EXERCISE BRIEF » Below are some records; retype all of them exactly.

PROVIDED ENTRIES »
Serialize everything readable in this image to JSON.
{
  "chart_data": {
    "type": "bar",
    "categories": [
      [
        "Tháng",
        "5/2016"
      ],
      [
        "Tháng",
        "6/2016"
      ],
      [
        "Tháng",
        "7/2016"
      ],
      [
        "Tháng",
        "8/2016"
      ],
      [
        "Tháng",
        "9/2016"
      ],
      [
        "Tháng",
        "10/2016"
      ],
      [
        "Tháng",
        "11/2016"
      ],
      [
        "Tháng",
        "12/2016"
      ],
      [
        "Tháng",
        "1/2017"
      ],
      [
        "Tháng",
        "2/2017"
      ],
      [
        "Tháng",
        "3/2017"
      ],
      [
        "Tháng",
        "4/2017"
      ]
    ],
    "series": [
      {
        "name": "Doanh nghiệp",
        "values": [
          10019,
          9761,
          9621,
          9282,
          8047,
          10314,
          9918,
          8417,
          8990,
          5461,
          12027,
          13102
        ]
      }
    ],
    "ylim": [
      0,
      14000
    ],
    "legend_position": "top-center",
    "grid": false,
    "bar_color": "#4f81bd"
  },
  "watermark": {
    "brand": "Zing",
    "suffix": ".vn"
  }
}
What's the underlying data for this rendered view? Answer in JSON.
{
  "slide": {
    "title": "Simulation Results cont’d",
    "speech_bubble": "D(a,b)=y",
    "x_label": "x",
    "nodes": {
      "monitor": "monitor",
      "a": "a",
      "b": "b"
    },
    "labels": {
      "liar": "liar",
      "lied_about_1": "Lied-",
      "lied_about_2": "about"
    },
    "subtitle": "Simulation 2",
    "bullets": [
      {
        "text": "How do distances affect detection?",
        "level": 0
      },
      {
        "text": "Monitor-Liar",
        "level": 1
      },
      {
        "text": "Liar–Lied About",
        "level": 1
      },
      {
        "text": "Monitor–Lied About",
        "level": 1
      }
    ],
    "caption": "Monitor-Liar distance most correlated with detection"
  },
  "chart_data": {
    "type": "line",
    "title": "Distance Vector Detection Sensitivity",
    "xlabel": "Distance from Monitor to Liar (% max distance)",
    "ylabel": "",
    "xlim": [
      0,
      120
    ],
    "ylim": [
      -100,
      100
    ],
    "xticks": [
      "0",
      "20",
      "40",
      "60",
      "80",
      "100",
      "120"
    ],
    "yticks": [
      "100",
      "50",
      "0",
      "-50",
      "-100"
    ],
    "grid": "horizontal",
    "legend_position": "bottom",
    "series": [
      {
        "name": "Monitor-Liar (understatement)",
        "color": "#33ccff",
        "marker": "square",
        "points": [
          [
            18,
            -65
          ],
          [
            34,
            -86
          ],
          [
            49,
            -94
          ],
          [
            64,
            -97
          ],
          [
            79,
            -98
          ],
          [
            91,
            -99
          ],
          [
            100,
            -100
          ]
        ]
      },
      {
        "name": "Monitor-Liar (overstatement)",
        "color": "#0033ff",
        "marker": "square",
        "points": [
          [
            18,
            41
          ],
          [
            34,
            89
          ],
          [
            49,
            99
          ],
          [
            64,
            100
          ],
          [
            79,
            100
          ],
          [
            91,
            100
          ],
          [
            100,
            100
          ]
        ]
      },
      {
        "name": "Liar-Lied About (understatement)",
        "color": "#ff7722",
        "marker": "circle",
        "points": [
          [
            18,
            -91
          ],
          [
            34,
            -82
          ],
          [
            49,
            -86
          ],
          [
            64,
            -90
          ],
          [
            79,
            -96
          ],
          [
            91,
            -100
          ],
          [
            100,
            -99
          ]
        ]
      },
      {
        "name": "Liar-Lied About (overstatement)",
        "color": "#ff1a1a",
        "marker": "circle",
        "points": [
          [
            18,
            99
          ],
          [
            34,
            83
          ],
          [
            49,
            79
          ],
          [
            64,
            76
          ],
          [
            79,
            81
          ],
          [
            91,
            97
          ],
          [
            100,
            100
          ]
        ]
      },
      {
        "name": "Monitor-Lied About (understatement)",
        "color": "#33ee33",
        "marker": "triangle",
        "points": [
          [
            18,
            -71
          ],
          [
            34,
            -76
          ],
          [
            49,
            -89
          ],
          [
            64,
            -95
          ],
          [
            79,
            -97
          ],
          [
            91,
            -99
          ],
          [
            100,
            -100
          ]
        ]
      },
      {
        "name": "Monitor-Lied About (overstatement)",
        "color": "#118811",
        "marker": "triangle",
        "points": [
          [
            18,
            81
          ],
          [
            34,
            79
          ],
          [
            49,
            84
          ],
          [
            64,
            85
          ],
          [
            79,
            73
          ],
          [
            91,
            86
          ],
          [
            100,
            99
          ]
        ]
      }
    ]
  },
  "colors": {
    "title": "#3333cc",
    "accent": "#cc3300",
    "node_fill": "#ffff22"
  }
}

RESULT BELOW »
Serialize everything readable in this image to JSON.
{
  "chart_data": {
    "type": "bar",
    "categories": [
      [
        "Tháng",
        "5/2016"
      ],
      [
        "Tháng",
        "6/2016"
      ],
      [
        "Tháng",
        "7/2016"
      ],
      [
        "Tháng",
        "8/2016"
      ],
      [
        "Tháng",
        "9/2016"
      ],
      [
        "Tháng",
        "10/2016"
      ],
      [
        "Tháng",
        "11/2016"
      ],
      [
        "Tháng",
        "12/2016"
      ],
      [
        "Tháng",
        "1/2017"
      ],
      [
        "Tháng",
        "2/2017"
      ],
      [
        "Tháng",
        "3/2017"
      ],
      [
        "Tháng",
        "4/2017"
      ]
    ],
    "series": [
      {
        "name": "Doanh nghiệp",
        "values": [
          10019,
          9761,
          9621,
          9282,
          8047,
          10314,
          9918,
          8417,
          8990,
          5461,
          12027,
          13102
        ]
      }
    ],
    "ylim": [
      0,
      14000
    ],
    "legend_position": "top-center",
    "grid": false,
    "bar_color": "#4f81bd"
  },
  "watermark": {
    "brand": "Zing",
    "suffix": ".vn"
  }
}
What's the underlying data for this rendered view? Answer in JSON.
{
  "slide": {
    "title": "Simulation Results cont’d",
    "speech_bubble": "D(a,b)=y",
    "x_label": "x",
    "nodes": {
      "monitor": "monitor",
      "a": "a",
      "b": "b"
    },
    "labels": {
      "liar": "liar",
      "lied_about_1": "Lied-",
      "lied_about_2": "about"
    },
    "subtitle": "Simulation 2",
    "bullets": [
      {
        "text": "How do distances affect detection?",
        "level": 0
      },
      {
        "text": "Monitor-Liar",
        "level": 1
      },
      {
        "text": "Liar–Lied About",
        "level": 1
      },
      {
        "text": "Monitor–Lied About",
        "level": 1
      }
    ],
    "caption": "Monitor-Liar distance most correlated with detection"
  },
  "chart_data": {
    "type": "line",
    "title": "Distance Vector Detection Sensitivity",
    "xlabel": "Distance from Monitor to Liar (% max distance)",
    "ylabel": "",
    "xlim": [
      0,
      120
    ],
    "ylim": [
      -100,
      100
    ],
    "xticks": [
      "0",
      "20",
      "40",
      "60",
      "80",
      "100",
      "120"
    ],
    "yticks": [
      "100",
      "50",
      "0",
      "-50",
      "-100"
    ],
    "grid": "horizontal",
    "legend_position": "bottom",
    "series": [
      {
        "name": "Monitor-Liar (understatement)",
        "color": "#33ccff",
        "marker": "square",
        "points": [
          [
            18,
            -65
          ],
          [
            34,
            -86
          ],
          [
            49,
            -94
          ],
          [
            64,
            -97
          ],
          [
            79,
            -98
          ],
          [
            91,
            -99
          ],
          [
            100,
            -100
          ]
        ]
      },
      {
        "name": "Monitor-Liar (overstatement)",
        "color": "#0033ff",
        "marker": "square",
        "points": [
          [
            18,
            41
          ],
          [
            34,
            89
          ],
          [
            49,
            99
          ],
          [
            64,
            100
          ],
          [
            79,
            100
          ],
          [
            91,
            100
          ],
          [
            100,
            100
          ]
        ]
      },
      {
        "name": "Liar-Lied About (understatement)",
        "color": "#ff7722",
        "marker": "circle",
        "points": [
          [
            18,
            -91
          ],
          [
            34,
            -82
          ],
          [
            49,
            -86
          ],
          [
            64,
            -90
          ],
          [
            79,
            -96
          ],
          [
            91,
            -100
          ],
          [
            100,
            -99
          ]
        ]
      },
      {
        "name": "Liar-Lied About (overstatement)",
        "color": "#ff1a1a",
        "marker": "circle",
        "points": [
          [
            18,
            99
          ],
          [
            34,
            83
          ],
          [
            49,
            79
          ],
          [
            64,
            76
          ],
          [
            79,
            81
          ],
          [
            91,
            97
          ],
          [
            100,
            100
          ]
        ]
      },
      {
        "name": "Monitor-Lied About (understatement)",
        "color": "#33ee33",
        "marker": "triangle",
        "points": [
          [
            18,
            -71
          ],
          [
            34,
            -76
          ],
          [
            49,
            -89
          ],
          [
            64,
            -95
          ],
          [
            79,
            -97
          ],
          [
            91,
            -99
          ],
          [
            100,
            -100
          ]
        ]
      },
      {
        "name": "Monitor-Lied About (overstatement)",
        "color": "#118811",
        "marker": "triangle",
        "points": [
          [
            18,
            81
          ],
          [
            34,
            79
          ],
          [
            49,
            84
          ],
          [
            64,
            85
          ],
          [
            79,
            73
          ],
          [
            91,
            86
          ],
          [
            100,
            99
          ]
        ]
      }
    ]
  },
  "colors": {
    "title": "#3333cc",
    "accent": "#cc3300",
    "node_fill": "#ffff22"
  }
}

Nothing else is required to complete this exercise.